[Saved entries]
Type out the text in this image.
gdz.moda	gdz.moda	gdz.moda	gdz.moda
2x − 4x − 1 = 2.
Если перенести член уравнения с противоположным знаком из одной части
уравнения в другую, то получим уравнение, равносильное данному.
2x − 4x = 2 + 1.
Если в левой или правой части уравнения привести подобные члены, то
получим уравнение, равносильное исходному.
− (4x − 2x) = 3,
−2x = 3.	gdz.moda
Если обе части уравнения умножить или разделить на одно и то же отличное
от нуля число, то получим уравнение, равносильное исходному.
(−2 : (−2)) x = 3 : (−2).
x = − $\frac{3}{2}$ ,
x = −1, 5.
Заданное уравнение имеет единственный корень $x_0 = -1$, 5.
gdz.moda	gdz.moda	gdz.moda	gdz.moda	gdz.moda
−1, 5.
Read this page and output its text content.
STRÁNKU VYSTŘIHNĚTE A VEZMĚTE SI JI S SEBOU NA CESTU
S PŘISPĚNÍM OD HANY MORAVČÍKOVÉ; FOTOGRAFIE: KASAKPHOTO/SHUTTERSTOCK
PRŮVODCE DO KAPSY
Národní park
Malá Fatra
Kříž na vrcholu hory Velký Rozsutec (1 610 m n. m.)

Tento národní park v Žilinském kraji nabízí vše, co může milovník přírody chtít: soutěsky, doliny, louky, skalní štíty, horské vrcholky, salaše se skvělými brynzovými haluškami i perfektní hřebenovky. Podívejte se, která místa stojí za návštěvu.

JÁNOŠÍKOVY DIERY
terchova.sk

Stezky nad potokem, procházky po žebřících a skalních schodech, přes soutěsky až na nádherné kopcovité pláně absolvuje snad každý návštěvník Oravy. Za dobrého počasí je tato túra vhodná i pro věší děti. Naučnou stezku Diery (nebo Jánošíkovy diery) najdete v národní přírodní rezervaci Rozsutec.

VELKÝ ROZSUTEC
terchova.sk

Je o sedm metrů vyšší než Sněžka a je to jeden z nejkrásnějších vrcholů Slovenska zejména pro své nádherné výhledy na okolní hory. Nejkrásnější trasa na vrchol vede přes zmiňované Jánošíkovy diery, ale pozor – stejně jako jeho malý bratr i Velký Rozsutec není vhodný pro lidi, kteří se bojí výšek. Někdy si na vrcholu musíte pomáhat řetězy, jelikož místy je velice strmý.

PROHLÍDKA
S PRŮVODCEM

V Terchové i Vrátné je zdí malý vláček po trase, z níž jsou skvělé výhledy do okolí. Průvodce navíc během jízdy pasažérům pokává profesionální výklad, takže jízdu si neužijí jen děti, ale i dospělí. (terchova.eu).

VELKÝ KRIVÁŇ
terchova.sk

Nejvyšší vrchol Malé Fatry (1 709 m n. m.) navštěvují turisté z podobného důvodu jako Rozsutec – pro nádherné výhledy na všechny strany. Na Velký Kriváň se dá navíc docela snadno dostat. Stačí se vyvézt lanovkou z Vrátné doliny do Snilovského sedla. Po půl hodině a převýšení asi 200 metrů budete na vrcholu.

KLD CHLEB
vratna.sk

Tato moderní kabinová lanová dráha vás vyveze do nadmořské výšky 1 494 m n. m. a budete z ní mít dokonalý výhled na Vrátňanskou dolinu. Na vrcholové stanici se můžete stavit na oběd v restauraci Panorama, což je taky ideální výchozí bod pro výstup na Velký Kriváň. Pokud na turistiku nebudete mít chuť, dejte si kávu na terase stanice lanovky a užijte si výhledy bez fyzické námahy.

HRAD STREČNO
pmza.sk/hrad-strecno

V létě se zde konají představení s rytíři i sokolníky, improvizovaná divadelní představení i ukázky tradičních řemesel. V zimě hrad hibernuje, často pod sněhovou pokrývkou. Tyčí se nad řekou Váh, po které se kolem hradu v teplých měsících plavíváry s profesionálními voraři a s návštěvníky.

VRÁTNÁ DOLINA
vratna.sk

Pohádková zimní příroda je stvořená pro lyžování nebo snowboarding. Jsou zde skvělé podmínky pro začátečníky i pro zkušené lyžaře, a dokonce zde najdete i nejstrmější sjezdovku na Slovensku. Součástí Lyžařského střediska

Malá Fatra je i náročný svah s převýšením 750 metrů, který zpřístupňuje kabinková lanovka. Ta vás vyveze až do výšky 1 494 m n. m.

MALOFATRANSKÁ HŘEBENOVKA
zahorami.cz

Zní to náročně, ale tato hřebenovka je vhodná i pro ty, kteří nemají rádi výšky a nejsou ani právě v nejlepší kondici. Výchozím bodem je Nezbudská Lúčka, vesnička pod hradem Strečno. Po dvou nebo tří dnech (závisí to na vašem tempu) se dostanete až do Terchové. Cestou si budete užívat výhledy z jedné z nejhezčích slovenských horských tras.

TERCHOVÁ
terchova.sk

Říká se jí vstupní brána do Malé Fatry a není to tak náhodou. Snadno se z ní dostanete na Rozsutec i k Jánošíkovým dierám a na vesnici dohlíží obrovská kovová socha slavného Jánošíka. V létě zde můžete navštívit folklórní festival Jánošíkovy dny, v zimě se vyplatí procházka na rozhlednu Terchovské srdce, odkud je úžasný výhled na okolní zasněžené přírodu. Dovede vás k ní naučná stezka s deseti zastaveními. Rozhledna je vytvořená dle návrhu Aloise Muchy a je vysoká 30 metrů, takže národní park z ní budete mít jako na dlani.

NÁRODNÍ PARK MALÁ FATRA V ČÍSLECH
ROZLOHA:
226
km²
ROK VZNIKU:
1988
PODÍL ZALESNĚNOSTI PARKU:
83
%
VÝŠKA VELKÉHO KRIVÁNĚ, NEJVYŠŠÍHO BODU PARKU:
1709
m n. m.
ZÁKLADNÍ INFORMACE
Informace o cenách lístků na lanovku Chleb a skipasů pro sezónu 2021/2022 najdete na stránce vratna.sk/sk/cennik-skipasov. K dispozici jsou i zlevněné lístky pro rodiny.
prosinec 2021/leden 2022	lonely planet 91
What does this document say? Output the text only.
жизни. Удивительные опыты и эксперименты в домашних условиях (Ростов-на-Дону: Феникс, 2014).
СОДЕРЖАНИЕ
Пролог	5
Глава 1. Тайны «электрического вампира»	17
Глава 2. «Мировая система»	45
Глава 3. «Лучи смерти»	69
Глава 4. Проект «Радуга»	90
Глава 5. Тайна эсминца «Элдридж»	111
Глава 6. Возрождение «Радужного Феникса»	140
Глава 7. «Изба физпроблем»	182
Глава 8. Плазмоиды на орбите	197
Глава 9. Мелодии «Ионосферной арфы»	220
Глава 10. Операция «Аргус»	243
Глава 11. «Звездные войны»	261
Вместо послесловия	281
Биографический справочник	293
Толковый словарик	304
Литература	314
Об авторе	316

--

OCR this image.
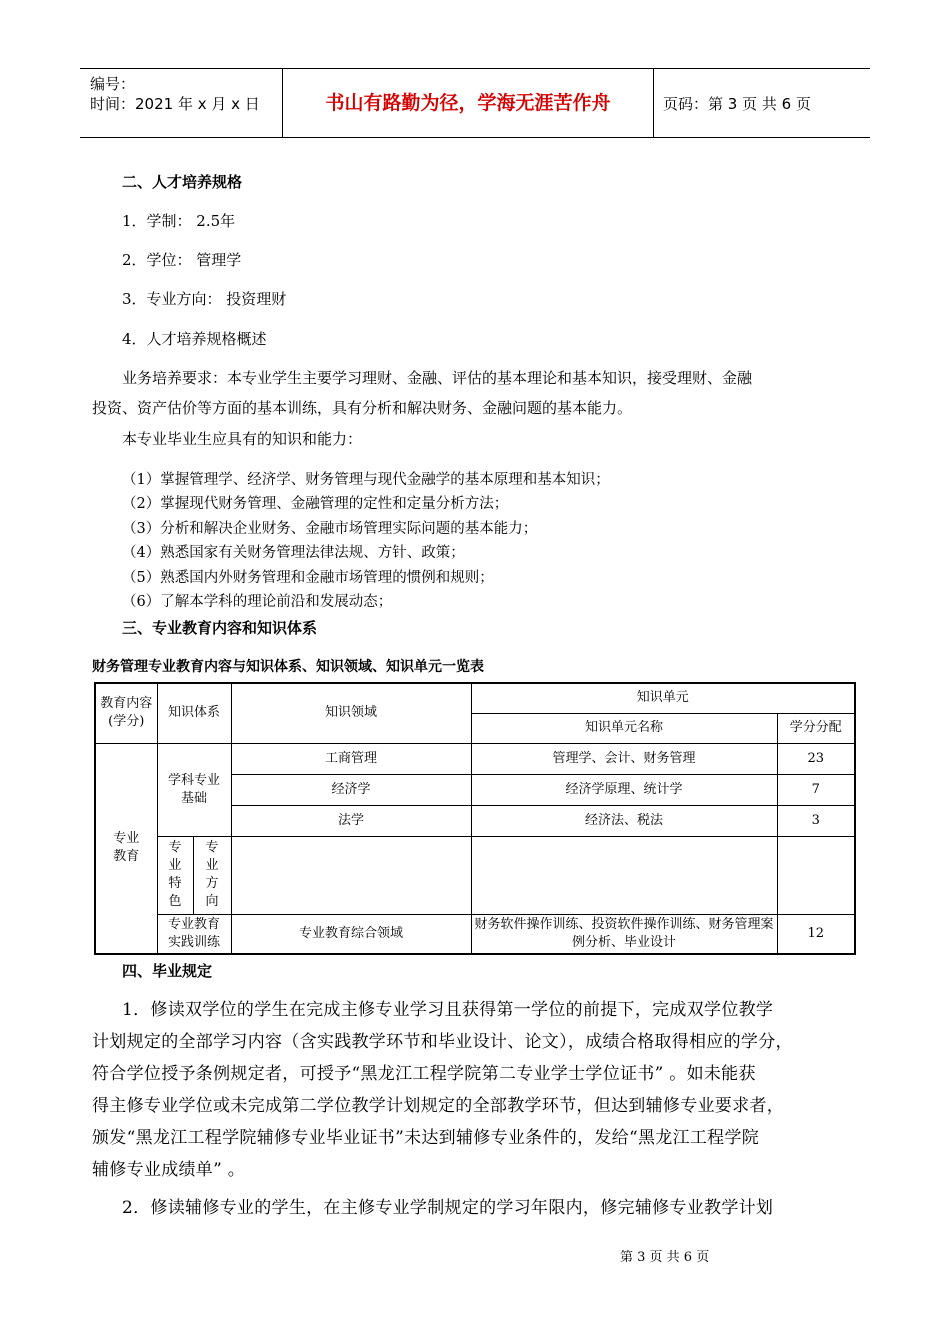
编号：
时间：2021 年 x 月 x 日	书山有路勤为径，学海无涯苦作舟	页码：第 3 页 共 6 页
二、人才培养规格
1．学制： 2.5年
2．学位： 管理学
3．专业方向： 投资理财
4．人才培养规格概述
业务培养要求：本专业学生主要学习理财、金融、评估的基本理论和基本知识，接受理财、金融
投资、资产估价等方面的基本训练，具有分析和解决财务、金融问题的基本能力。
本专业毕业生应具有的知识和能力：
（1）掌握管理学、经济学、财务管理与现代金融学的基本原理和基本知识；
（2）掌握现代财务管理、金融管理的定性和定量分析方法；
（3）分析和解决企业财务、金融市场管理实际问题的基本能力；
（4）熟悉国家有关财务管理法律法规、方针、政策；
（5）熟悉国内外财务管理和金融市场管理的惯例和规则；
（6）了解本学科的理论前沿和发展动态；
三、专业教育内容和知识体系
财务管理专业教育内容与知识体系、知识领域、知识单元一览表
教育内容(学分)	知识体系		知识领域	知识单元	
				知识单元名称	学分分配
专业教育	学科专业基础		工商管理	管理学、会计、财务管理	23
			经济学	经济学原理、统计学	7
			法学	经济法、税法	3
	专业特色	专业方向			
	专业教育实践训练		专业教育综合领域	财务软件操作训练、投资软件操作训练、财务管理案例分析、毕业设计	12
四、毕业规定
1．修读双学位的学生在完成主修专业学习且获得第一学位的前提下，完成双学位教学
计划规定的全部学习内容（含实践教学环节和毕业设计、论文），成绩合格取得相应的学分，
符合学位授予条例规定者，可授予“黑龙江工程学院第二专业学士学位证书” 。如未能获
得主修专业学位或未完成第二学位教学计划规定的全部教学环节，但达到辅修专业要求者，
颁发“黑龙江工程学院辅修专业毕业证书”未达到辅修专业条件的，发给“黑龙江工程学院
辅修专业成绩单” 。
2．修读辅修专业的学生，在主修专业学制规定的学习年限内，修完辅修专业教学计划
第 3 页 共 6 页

---

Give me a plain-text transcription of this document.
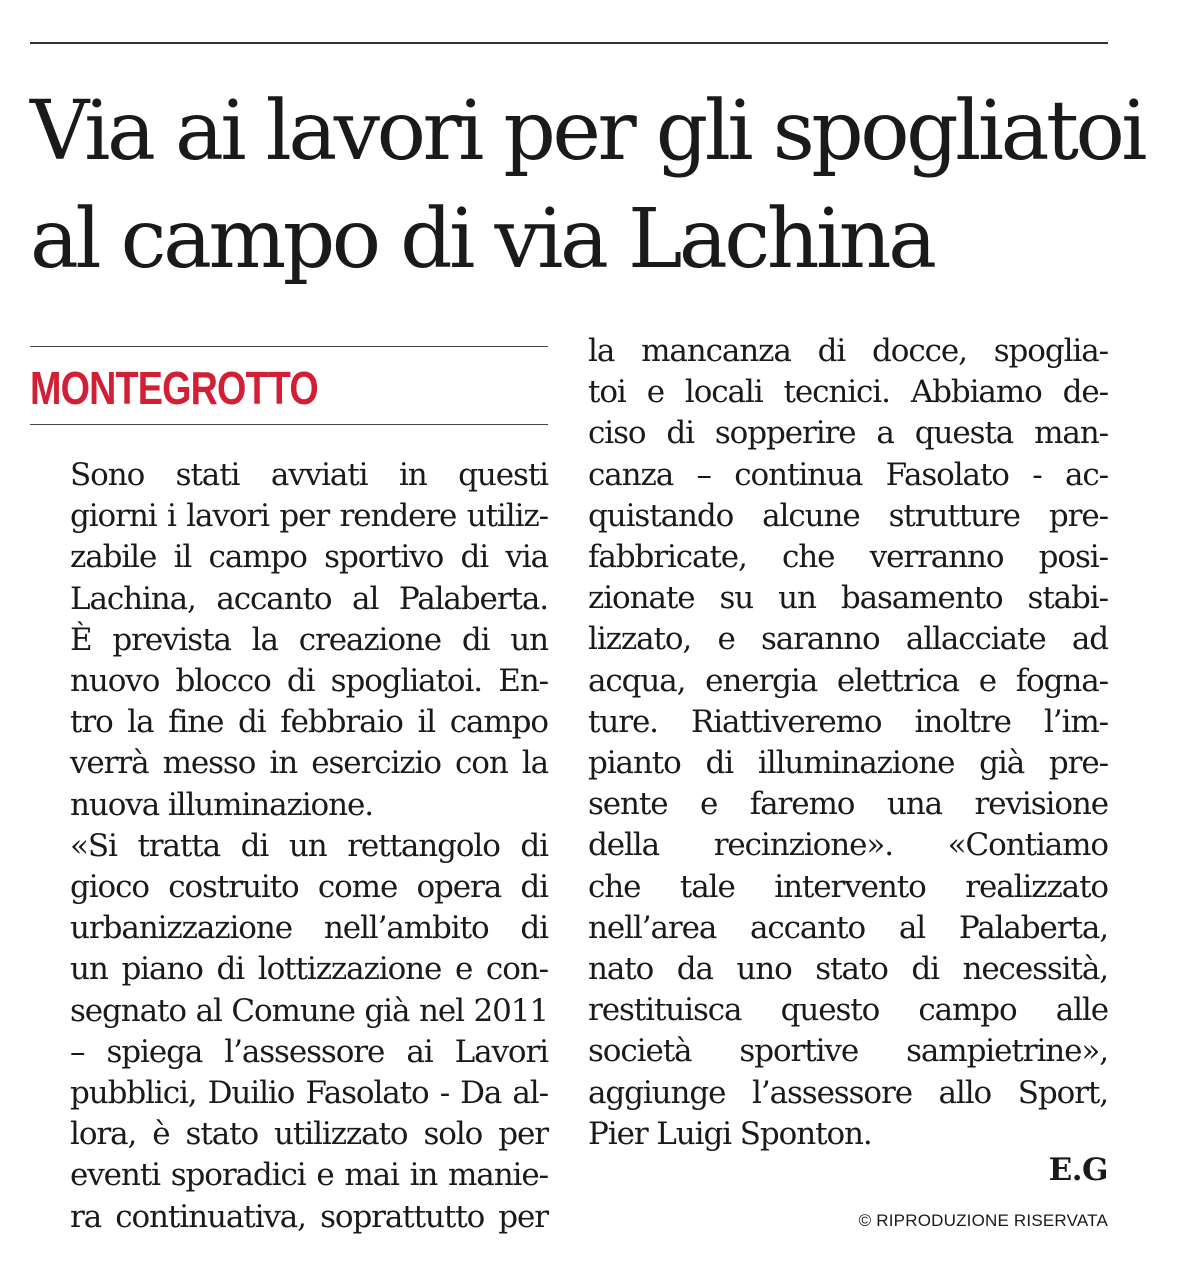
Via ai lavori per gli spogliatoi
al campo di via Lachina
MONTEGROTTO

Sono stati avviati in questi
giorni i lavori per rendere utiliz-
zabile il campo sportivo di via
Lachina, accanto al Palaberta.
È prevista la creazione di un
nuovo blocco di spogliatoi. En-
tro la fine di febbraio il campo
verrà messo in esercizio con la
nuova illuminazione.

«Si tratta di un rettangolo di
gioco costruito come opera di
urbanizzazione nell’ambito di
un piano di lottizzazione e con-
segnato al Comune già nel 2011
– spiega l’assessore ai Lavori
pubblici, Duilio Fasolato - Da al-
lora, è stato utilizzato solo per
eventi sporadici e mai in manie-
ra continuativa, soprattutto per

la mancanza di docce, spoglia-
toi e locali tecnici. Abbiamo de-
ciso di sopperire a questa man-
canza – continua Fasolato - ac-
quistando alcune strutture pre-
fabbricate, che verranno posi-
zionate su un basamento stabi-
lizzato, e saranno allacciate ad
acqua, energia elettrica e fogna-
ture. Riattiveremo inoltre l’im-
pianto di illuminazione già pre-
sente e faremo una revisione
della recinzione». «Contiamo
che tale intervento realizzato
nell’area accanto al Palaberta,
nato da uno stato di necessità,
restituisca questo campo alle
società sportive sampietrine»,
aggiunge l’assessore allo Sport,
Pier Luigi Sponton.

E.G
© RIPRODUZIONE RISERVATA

[Task instructions] Which lines include the word "soutěsky"? Copy every one of them.

[Finished answer]
Tento národní park v Žilinském kraji nabízí vše, co může milovník přírody chtít: soutěsky, doliny, louky, skalní štíty, horské vrcholky, salaše se skvělými brynzovými haluškami i perfektní hřebenovky. Podívejte se, která místa stojí za návštěvu.
Stezky nad potokem, procházky po žebřících a skalních schodech, přes soutěsky až na nádherné kopcovité pláně absolvuje snad každý návštěvník Oravy. Za dobrého počasí je tato túra vhodná i pro věší děti. Naučnou stezku Diery (nebo Jánošíkovy diery) najdete v národní přírodní rezervaci Rozsutec.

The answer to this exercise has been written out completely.